[Figure record listings]

● ● ●

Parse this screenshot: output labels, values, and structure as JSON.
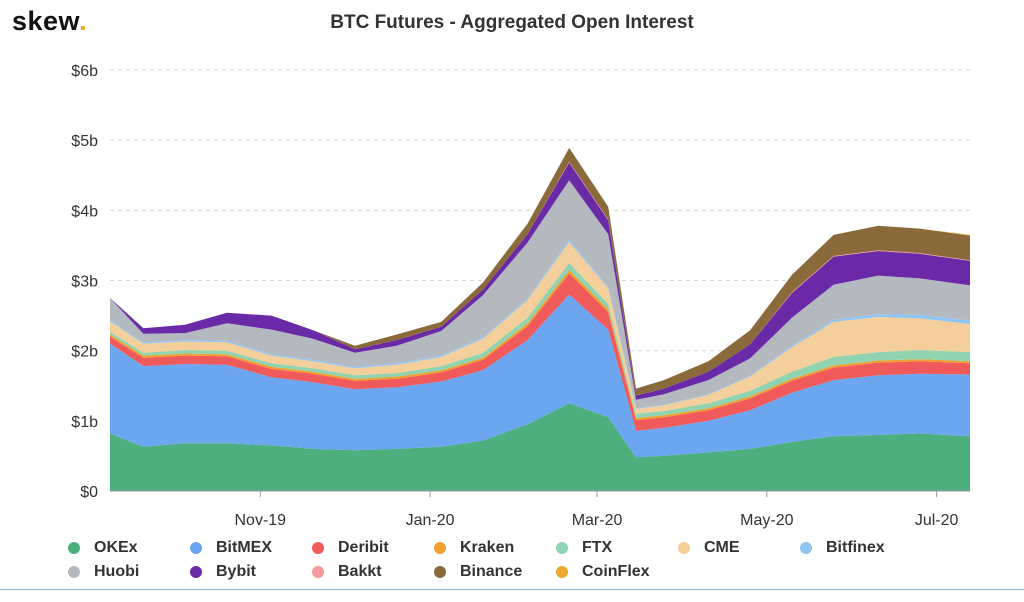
{
  "brand": {
    "logo_text": "skew",
    "logo_dot": "."
  },
  "chart_data": {
    "type": "area",
    "stacked": true,
    "title": "BTC Futures - Aggregated Open Interest",
    "xlabel": "",
    "ylabel": "",
    "y_tick_labels": [
      "$0",
      "$1b",
      "$2b",
      "$3b",
      "$4b",
      "$5b",
      "$6b"
    ],
    "y_ticks": [
      0,
      1,
      2,
      3,
      4,
      5,
      6
    ],
    "ylim": [
      0,
      6
    ],
    "y_unit": "billion USD",
    "x_tick_labels": [
      "Nov-19",
      "Jan-20",
      "Mar-20",
      "May-20",
      "Jul-20"
    ],
    "x_tick_dates": [
      "2019-11-01",
      "2020-01-01",
      "2020-03-01",
      "2020-05-01",
      "2020-07-01"
    ],
    "x_range": [
      "2019-09-08",
      "2020-07-13"
    ],
    "grid": "horizontal dashed",
    "legend_position": "bottom",
    "x": [
      "2019-09-08",
      "2019-09-20",
      "2019-10-05",
      "2019-10-20",
      "2019-11-05",
      "2019-11-20",
      "2019-12-05",
      "2019-12-20",
      "2020-01-05",
      "2020-01-20",
      "2020-02-05",
      "2020-02-20",
      "2020-03-05",
      "2020-03-15",
      "2020-03-25",
      "2020-04-10",
      "2020-04-25",
      "2020-05-10",
      "2020-05-25",
      "2020-06-10",
      "2020-06-25",
      "2020-07-13"
    ],
    "series": [
      {
        "name": "OKEx",
        "color": "#4caf7d",
        "values": [
          0.82,
          0.63,
          0.68,
          0.68,
          0.65,
          0.6,
          0.58,
          0.6,
          0.63,
          0.72,
          0.95,
          1.25,
          1.05,
          0.48,
          0.5,
          0.55,
          0.6,
          0.7,
          0.78,
          0.8,
          0.82,
          0.78
        ]
      },
      {
        "name": "BitMEX",
        "color": "#6ca6f0",
        "values": [
          1.28,
          1.15,
          1.13,
          1.12,
          0.97,
          0.95,
          0.87,
          0.88,
          0.93,
          1.0,
          1.2,
          1.55,
          1.25,
          0.38,
          0.4,
          0.45,
          0.55,
          0.7,
          0.8,
          0.85,
          0.85,
          0.88
        ]
      },
      {
        "name": "Deribit",
        "color": "#f05a5a",
        "values": [
          0.1,
          0.12,
          0.12,
          0.12,
          0.12,
          0.12,
          0.12,
          0.12,
          0.13,
          0.15,
          0.2,
          0.3,
          0.25,
          0.15,
          0.15,
          0.15,
          0.17,
          0.17,
          0.18,
          0.18,
          0.18,
          0.16
        ]
      },
      {
        "name": "Kraken",
        "color": "#f0a030",
        "values": [
          0.03,
          0.03,
          0.03,
          0.03,
          0.03,
          0.03,
          0.03,
          0.03,
          0.03,
          0.03,
          0.04,
          0.05,
          0.04,
          0.03,
          0.03,
          0.03,
          0.03,
          0.03,
          0.03,
          0.03,
          0.03,
          0.03
        ]
      },
      {
        "name": "FTX",
        "color": "#8fd3b0",
        "values": [
          0.04,
          0.04,
          0.05,
          0.05,
          0.05,
          0.05,
          0.05,
          0.05,
          0.06,
          0.07,
          0.08,
          0.1,
          0.08,
          0.06,
          0.06,
          0.07,
          0.08,
          0.1,
          0.12,
          0.12,
          0.13,
          0.13
        ]
      },
      {
        "name": "CME",
        "color": "#f5cf9b",
        "values": [
          0.15,
          0.13,
          0.12,
          0.12,
          0.11,
          0.1,
          0.1,
          0.12,
          0.13,
          0.2,
          0.25,
          0.3,
          0.22,
          0.07,
          0.08,
          0.12,
          0.2,
          0.35,
          0.5,
          0.5,
          0.45,
          0.4
        ]
      },
      {
        "name": "Bitfinex",
        "color": "#8ec5f5",
        "values": [
          0.02,
          0.02,
          0.02,
          0.02,
          0.02,
          0.02,
          0.02,
          0.02,
          0.02,
          0.02,
          0.02,
          0.03,
          0.02,
          0.01,
          0.01,
          0.01,
          0.01,
          0.02,
          0.03,
          0.04,
          0.05,
          0.05
        ]
      },
      {
        "name": "Huobi",
        "color": "#b3b9be",
        "values": [
          0.31,
          0.12,
          0.1,
          0.25,
          0.35,
          0.3,
          0.2,
          0.25,
          0.35,
          0.6,
          0.8,
          0.85,
          0.75,
          0.12,
          0.15,
          0.2,
          0.25,
          0.4,
          0.5,
          0.55,
          0.52,
          0.5
        ]
      },
      {
        "name": "Bybit",
        "color": "#6a2aa8",
        "values": [
          0.0,
          0.08,
          0.12,
          0.15,
          0.2,
          0.12,
          0.05,
          0.08,
          0.06,
          0.08,
          0.12,
          0.25,
          0.2,
          0.06,
          0.08,
          0.12,
          0.2,
          0.35,
          0.4,
          0.35,
          0.35,
          0.35
        ]
      },
      {
        "name": "Bakkt",
        "color": "#f59a9a",
        "values": [
          0.0,
          0.0,
          0.0,
          0.0,
          0.0,
          0.0,
          0.0,
          0.0,
          0.0,
          0.0,
          0.0,
          0.01,
          0.01,
          0.0,
          0.0,
          0.0,
          0.0,
          0.01,
          0.01,
          0.01,
          0.01,
          0.01
        ]
      },
      {
        "name": "Binance",
        "color": "#8a6a3a",
        "values": [
          0.0,
          0.0,
          0.0,
          0.0,
          0.0,
          0.0,
          0.05,
          0.08,
          0.07,
          0.1,
          0.15,
          0.2,
          0.18,
          0.1,
          0.12,
          0.15,
          0.2,
          0.25,
          0.3,
          0.35,
          0.35,
          0.35
        ]
      },
      {
        "name": "CoinFlex",
        "color": "#f0a830",
        "values": [
          0.0,
          0.0,
          0.0,
          0.0,
          0.0,
          0.0,
          0.0,
          0.0,
          0.0,
          0.0,
          0.0,
          0.0,
          0.0,
          0.0,
          0.0,
          0.0,
          0.0,
          0.0,
          0.0,
          0.0,
          0.0,
          0.01
        ]
      }
    ]
  }
}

● ● ●

* Exercise description
Scan the records above for the string "color", then report every line that contains it.

* Response for this exercise
        "color": "#4caf7d",
        "color": "#6ca6f0",
        "color": "#f05a5a",
        "color": "#f0a030",
        "color": "#8fd3b0",
        "color": "#f5cf9b",
        "color": "#8ec5f5",
        "color": "#b3b9be",
        "color": "#6a2aa8",
        "color": "#f59a9a",
        "color": "#8a6a3a",
        "color": "#f0a830",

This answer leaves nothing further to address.